== Extract provided ==
Name of the Procedure:

Advance Care Planning Discussion Documented in the Medical Record (COA)

Common name(s): Advance Care Planning, ACP Discussion

Summary

Advance care planning is a process that helps patients think about and communicate their preferences regarding future healthcare. This includes discussions about desired medical care and interventions in case of serious illness or incapacity.

Purpose

Advance care planning addresses the need for patients to express their medical care preferences in situations where they may not be able to communicate their decisions themselves. The goals include ensuring that patients' wishes are known, respected, and documented, and that caregivers and family members are guided in making healthcare decisions on behalf of the patient.

Indications

  • Chronic or life-threatening conditions (e.g., cancer, heart failure, dementia).
  • Elderly patients or those with declining health.
  • Patients undergoing major surgeries or high-risk procedures.
  • Patients wanting to detail preferences for specific future medical situations.

Preparation

  • Patients may be asked to reflect on their values, beliefs, and healthcare goals.
  • Reading materials or questionnaires about advance care planning may be provided beforehand.
  • No specific fasting or medication adjustments are typically required.

Procedure Description

  1. The healthcare provider initiates a conversation about the patient's values, goals, and preferences regarding medical care.
  2. Discussion topics include:
    • Desired level of medical intervention in various scenarios.
    • Preferences regarding life-sustaining treatments (e.g., ventilators, feeding tubes).
    • Designation of a healthcare proxy or power of attorney.
  3. The patient's preferences are thoroughly documented in their medical record.
  4. The ACP document may be periodically reviewed and updated as needed.

Duration

Typically, the discussion lasts between 30 minutes to an hour.

Setting

The procedure is usually performed in an outpatient clinic, hospital, or the patient's home.

Personnel

  • Primary care physician or specialist.
===
== Study material ==
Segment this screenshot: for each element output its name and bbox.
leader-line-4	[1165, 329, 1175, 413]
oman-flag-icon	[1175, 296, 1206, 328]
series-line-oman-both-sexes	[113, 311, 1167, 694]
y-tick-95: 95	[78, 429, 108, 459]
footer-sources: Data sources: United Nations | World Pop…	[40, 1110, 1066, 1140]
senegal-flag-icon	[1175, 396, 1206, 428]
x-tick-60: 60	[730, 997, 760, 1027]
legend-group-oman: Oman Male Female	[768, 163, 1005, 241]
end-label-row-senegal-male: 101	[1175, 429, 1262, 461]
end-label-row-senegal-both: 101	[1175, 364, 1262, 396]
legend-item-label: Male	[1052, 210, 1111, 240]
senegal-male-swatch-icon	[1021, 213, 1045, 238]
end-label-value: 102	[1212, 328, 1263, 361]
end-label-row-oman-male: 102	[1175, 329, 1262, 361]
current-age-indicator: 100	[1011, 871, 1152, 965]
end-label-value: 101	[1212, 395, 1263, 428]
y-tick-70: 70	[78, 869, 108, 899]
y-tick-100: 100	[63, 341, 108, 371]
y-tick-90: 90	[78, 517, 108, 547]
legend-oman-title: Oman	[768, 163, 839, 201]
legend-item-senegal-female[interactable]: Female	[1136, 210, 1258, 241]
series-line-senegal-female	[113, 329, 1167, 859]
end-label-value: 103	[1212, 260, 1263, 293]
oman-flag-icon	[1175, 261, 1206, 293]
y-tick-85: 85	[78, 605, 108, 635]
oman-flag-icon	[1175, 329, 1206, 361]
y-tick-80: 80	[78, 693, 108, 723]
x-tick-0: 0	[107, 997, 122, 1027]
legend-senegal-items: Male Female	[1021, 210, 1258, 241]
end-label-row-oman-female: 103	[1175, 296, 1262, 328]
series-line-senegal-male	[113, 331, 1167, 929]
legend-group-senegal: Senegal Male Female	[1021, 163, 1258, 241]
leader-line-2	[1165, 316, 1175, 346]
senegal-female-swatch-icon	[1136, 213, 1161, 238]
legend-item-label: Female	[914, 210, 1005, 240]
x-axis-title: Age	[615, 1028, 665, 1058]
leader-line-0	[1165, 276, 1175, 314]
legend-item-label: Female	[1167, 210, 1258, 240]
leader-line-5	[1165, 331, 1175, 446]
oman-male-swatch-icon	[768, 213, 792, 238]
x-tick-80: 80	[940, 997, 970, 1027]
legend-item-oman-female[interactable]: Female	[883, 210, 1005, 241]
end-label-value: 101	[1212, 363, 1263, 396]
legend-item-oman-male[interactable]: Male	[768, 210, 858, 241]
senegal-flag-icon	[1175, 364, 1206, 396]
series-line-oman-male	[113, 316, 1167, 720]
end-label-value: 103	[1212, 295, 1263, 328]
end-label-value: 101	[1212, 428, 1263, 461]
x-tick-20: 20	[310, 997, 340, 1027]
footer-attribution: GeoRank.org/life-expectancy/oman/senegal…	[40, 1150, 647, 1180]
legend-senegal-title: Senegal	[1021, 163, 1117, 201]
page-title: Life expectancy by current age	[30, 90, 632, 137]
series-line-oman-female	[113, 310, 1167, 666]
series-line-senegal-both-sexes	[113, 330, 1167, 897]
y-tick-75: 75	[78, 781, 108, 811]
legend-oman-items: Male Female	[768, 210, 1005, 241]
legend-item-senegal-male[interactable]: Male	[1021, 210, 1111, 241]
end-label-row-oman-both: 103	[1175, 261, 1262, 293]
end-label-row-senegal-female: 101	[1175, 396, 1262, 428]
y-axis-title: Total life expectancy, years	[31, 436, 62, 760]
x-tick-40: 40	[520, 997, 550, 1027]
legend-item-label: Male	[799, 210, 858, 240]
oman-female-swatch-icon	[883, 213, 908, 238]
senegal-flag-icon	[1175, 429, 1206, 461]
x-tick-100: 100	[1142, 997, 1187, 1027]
===
- [Tasks for this exercise]
1 > According to the advance care planning text, how long does the discussion typically last?
2 > List every indication for the procedure that the advance care planning text gives.
3 > Write the next part of the advance care planning text, picking up after its last line.
The rows are not needed for any of this work.

- [Task answers]
1 > It typically lasts between 30 minutes and an hour.

2 >
- Chronic or life-threatening conditions (e.g., cancer, heart failure, dementia)
- Elderly patients or those with declining health
- Patients undergoing major surgeries or high-risk procedures
- Patients wanting to detail preferences for specific future medical situations

3 >
  • Nurses or nurse practitioners.
  • Social workers or patient advocates.
  • Sometimes, legal advisors may be involved.

Risks and Complications

No medical risks or complications are associated with the discussion itself. Emotional distress or disagreement among family members may occur, requiring sensitive handling by the healthcare team.

Benefits

  • Ensures patient’s healthcare preferences are known and respected.
  • Provides clarity and guidance for family and caregivers.
  • Reduces anxiety about future medical decisions.
  • Can prevent unnecessary or unwanted medical interventions.

Recovery

No physical recovery is required. Emotional support may be provided if needed. Follow-up appointments may be scheduled to review and update the advance care plan as the patient’s condition evolves.

Alternatives

  • Informal discussions with family members (though these are less legally binding).
  • Legal documents such as living wills or healthcare power of attorney without medical discussion.
  • Not creating an advance care plan (which risks not having preferences known or followed).

Patient Experience

Patients may feel relief and empowerment from discussing their future care preferences. Emotional responses are common and are managed through supportive communication. Pain management and physical comfort measures are not typically needed, as the procedure is conversational.